# Task description
Write out the listing beneath this instruction in its entirety, exactly as it reads.

# Exercise inputs
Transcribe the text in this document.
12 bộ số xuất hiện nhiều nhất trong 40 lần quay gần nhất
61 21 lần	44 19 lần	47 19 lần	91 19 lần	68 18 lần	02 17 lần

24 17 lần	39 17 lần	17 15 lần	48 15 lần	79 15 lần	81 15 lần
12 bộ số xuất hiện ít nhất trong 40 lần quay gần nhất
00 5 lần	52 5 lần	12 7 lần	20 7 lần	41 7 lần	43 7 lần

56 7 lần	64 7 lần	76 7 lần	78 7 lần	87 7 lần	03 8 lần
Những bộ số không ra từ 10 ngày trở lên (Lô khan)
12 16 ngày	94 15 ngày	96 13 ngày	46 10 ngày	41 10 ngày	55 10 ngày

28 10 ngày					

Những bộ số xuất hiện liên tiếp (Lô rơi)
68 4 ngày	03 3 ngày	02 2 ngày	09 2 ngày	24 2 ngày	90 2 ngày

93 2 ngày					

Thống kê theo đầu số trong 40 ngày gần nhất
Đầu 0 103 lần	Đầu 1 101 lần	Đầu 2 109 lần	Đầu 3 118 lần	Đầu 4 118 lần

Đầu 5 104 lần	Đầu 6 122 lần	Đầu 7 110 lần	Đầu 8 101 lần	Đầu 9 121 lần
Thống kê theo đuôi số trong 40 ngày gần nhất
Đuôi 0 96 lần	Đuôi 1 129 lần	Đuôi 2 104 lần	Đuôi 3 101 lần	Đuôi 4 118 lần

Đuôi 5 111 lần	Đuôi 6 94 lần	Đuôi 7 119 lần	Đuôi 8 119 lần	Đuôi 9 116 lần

# Task answer
Transcribe the text in this document.
12 bộ số xuất hiện nhiều nhất trong 40 lần quay gần nhất
61 21 lần	44 19 lần	47 19 lần	91 19 lần	68 18 lần	02 17 lần

24 17 lần	39 17 lần	17 15 lần	48 15 lần	79 15 lần	81 15 lần
12 bộ số xuất hiện ít nhất trong 40 lần quay gần nhất
00 5 lần	52 5 lần	12 7 lần	20 7 lần	41 7 lần	43 7 lần

56 7 lần	64 7 lần	76 7 lần	78 7 lần	87 7 lần	03 8 lần
Những bộ số không ra từ 10 ngày trở lên (Lô khan)
12 16 ngày	94 15 ngày	96 13 ngày	46 10 ngày	41 10 ngày	55 10 ngày

28 10 ngày					

Những bộ số xuất hiện liên tiếp (Lô rơi)
68 4 ngày	03 3 ngày	02 2 ngày	09 2 ngày	24 2 ngày	90 2 ngày

93 2 ngày					

Thống kê theo đầu số trong 40 ngày gần nhất
Đầu 0 103 lần	Đầu 1 101 lần	Đầu 2 109 lần	Đầu 3 118 lần	Đầu 4 118 lần

Đầu 5 104 lần	Đầu 6 122 lần	Đầu 7 110 lần	Đầu 8 101 lần	Đầu 9 121 lần
Thống kê theo đuôi số trong 40 ngày gần nhất
Đuôi 0 96 lần	Đuôi 1 129 lần	Đuôi 2 104 lần	Đuôi 3 101 lần	Đuôi 4 118 lần

Đuôi 5 111 lần	Đuôi 6 94 lần	Đuôi 7 119 lần	Đuôi 8 119 lần	Đuôi 9 116 lần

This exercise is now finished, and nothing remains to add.